= Dataset records =
____

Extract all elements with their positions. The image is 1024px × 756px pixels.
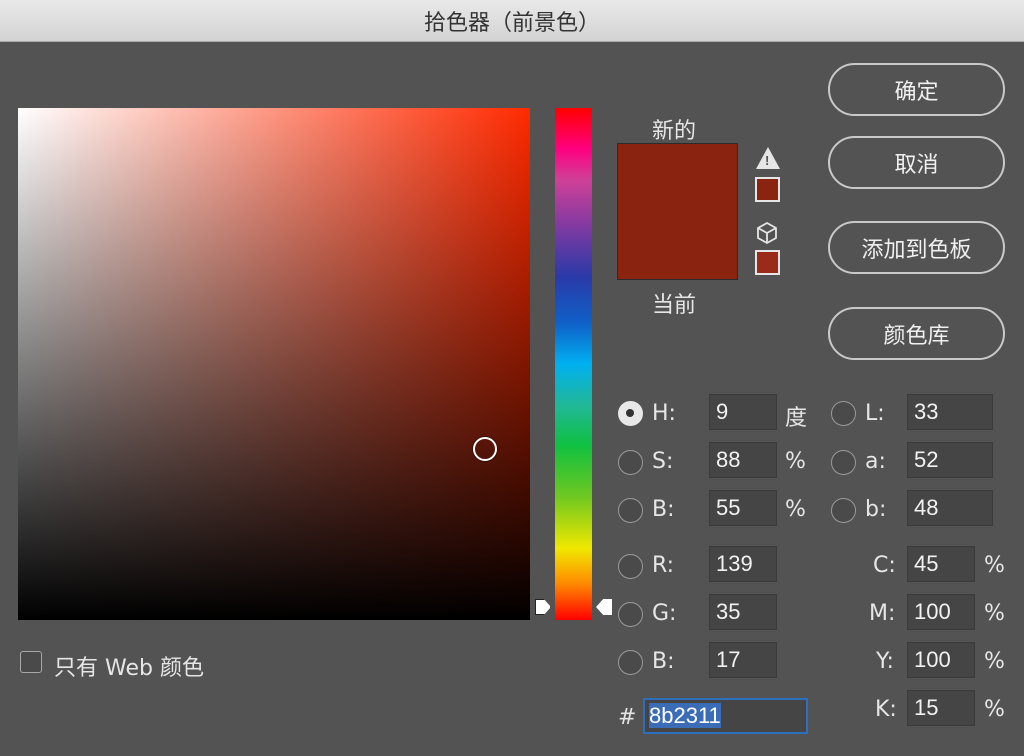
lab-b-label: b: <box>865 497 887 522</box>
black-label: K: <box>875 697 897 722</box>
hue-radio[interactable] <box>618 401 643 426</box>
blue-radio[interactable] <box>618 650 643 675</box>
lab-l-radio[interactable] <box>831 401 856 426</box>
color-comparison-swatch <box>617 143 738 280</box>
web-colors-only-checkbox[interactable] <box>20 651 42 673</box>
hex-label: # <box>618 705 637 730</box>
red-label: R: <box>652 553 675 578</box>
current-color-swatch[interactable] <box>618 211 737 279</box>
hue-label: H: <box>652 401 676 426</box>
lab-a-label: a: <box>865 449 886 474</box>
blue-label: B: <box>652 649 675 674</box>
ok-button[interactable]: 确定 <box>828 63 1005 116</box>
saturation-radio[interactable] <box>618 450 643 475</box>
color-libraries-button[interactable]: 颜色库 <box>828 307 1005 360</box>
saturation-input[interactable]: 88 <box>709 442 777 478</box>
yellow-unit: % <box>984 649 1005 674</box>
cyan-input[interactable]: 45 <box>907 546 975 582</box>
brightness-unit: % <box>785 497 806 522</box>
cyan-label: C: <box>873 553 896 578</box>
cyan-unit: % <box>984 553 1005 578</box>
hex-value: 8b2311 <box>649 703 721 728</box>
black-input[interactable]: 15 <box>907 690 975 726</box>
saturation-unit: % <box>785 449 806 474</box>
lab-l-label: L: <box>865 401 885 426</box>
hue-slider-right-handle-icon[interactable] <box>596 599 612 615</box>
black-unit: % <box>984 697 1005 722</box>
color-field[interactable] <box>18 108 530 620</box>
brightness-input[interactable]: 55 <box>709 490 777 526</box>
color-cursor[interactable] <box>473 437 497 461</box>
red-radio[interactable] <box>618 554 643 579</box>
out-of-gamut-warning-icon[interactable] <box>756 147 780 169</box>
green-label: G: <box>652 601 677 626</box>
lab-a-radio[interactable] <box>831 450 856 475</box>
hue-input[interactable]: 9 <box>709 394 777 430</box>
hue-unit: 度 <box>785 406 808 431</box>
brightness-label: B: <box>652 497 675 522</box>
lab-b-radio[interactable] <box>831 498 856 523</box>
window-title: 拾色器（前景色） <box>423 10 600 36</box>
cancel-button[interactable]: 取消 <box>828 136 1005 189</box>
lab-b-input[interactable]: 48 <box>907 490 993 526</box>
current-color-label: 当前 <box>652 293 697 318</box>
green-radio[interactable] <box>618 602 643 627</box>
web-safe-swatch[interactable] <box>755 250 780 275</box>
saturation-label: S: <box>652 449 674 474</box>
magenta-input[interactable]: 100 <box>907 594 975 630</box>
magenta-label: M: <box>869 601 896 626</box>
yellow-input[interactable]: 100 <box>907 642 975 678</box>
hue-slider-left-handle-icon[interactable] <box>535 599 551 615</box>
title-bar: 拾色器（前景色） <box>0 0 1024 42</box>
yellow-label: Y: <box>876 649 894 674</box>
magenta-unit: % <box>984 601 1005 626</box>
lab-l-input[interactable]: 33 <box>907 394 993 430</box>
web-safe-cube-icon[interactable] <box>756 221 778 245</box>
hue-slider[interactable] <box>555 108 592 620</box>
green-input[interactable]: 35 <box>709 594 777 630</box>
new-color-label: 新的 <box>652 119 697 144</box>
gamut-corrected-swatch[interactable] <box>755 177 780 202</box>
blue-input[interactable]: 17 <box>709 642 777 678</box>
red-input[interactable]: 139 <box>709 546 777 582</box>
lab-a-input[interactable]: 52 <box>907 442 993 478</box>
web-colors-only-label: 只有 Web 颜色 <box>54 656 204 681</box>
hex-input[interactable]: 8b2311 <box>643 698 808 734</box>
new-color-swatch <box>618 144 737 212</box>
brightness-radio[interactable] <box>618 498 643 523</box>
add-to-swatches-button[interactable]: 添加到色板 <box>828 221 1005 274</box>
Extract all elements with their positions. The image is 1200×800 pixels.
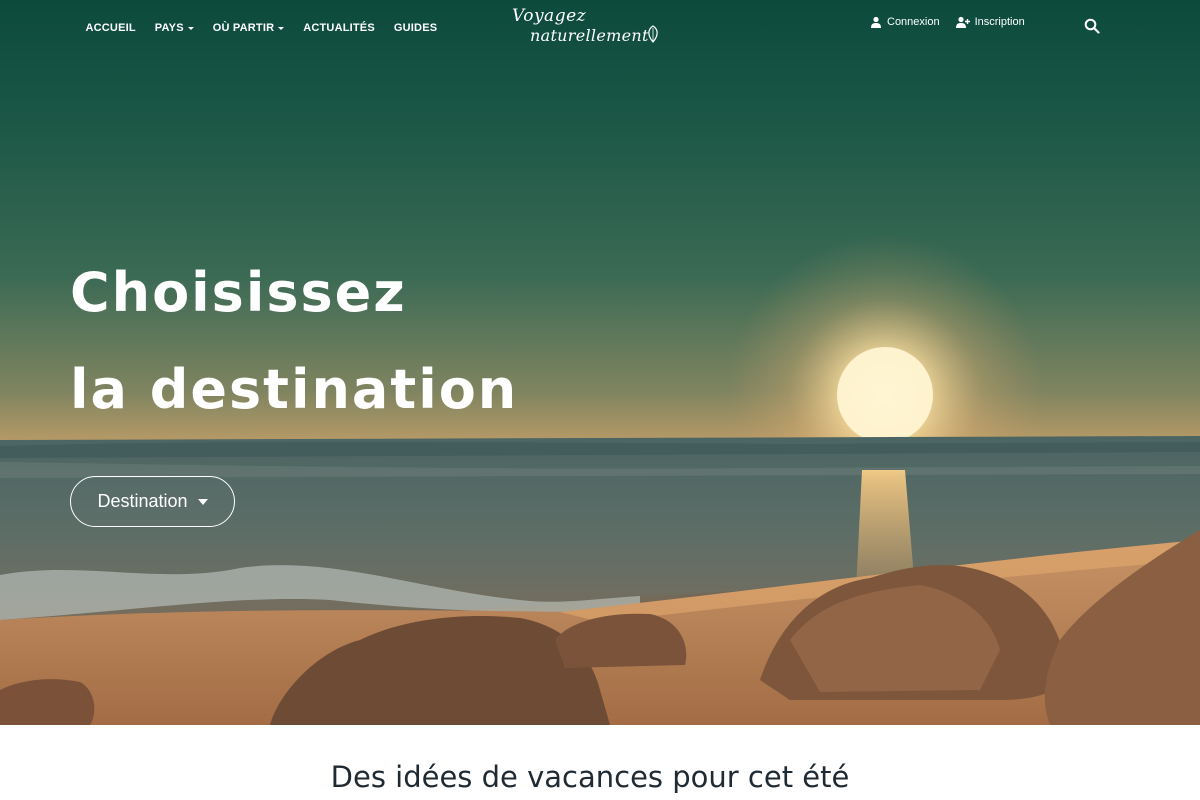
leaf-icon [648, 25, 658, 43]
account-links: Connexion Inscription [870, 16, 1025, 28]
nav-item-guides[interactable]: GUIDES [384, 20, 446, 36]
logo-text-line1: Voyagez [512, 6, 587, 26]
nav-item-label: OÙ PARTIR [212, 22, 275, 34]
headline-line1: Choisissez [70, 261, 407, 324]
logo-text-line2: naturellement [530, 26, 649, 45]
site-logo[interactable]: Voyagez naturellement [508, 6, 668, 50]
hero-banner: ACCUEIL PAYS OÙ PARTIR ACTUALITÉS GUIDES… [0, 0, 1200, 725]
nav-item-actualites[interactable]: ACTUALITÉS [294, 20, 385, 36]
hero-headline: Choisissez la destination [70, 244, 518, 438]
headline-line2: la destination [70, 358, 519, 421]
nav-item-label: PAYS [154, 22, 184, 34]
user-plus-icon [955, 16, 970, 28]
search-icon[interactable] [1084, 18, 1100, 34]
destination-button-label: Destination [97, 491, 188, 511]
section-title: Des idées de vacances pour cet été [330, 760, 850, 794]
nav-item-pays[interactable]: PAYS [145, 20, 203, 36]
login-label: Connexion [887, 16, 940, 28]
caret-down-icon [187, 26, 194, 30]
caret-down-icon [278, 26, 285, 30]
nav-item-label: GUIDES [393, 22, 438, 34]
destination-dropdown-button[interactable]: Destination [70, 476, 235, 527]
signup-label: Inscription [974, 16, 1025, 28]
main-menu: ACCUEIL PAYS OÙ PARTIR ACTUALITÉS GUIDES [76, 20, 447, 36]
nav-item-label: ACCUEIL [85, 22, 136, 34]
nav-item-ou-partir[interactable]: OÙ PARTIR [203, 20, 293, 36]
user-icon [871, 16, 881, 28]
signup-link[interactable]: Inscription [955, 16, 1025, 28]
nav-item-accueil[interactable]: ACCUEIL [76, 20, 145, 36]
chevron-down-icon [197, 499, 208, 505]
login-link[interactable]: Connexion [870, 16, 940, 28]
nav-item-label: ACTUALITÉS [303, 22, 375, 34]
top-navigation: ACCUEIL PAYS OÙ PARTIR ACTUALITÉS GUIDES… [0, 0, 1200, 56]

____

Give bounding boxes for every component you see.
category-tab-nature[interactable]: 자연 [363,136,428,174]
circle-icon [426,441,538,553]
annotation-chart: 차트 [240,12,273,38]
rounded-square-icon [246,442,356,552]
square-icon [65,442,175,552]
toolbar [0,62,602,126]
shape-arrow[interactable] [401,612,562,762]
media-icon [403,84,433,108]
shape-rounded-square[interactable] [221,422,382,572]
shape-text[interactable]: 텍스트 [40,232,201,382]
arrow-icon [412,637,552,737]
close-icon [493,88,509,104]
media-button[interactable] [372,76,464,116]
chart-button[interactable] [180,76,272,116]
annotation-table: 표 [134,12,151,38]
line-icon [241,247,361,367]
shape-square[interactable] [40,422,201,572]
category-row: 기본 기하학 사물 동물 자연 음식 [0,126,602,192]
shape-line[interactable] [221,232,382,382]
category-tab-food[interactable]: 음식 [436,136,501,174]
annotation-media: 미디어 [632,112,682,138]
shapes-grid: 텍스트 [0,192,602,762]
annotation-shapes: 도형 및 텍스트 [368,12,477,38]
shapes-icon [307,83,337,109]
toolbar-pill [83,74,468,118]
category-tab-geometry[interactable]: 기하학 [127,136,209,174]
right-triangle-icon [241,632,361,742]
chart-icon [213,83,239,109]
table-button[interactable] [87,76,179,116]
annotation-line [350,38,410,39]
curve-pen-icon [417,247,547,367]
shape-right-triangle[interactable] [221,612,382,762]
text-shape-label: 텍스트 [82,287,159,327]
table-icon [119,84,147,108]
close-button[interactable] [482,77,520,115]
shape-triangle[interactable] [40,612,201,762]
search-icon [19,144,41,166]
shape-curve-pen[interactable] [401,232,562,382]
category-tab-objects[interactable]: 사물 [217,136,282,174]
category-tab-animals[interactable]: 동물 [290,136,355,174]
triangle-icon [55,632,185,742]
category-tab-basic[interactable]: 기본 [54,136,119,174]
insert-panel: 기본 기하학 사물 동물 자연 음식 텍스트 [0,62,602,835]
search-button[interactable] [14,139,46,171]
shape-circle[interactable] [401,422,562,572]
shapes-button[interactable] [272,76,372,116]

____

= Task instructions =
Please set out everything in the material above, from the line containing "leaf-icon [648, 25, 658, 43]" down to the line containing "login-label: Connexion [887, 16, 940, 28]", as a numbered list. Include both of those lines and leave out any blank lines.

= Full answer =
1. leaf-icon [648, 25, 658, 43]
2. account-links: Connexion Inscription [870, 16, 1025, 28]
3. nav-item-guides[interactable]: GUIDES [384, 20, 446, 36]
4. logo-text-line1: Voyagez [512, 6, 587, 26]
5. nav-item-label: OÙ PARTIR [212, 22, 275, 34]
6. headline-line1: Choisissez [70, 261, 407, 324]
7. logo-text-line2: naturellement [530, 26, 649, 45]
8. site-logo[interactable]: Voyagez naturellement [508, 6, 668, 50]
9. hero-banner: ACCUEIL PAYS OÙ PARTIR ACTUALITÉS GUIDES… [0, 0, 1200, 725]
10. nav-item-actualites[interactable]: ACTUALITÉS [294, 20, 385, 36]
11. hero-headline: Choisissez la destination [70, 244, 518, 438]
12. headline-line2: la destination [70, 358, 519, 421]
13. nav-item-label: PAYS [154, 22, 184, 34]
14. user-plus-icon [955, 16, 970, 28]
15. search-icon[interactable] [1084, 18, 1100, 34]
16. destination-button-label: Destination [97, 491, 188, 511]
17. section-title: Des idées de vacances pour cet été [330, 760, 850, 794]
18. nav-item-pays[interactable]: PAYS [145, 20, 203, 36]
19. login-label: Connexion [887, 16, 940, 28]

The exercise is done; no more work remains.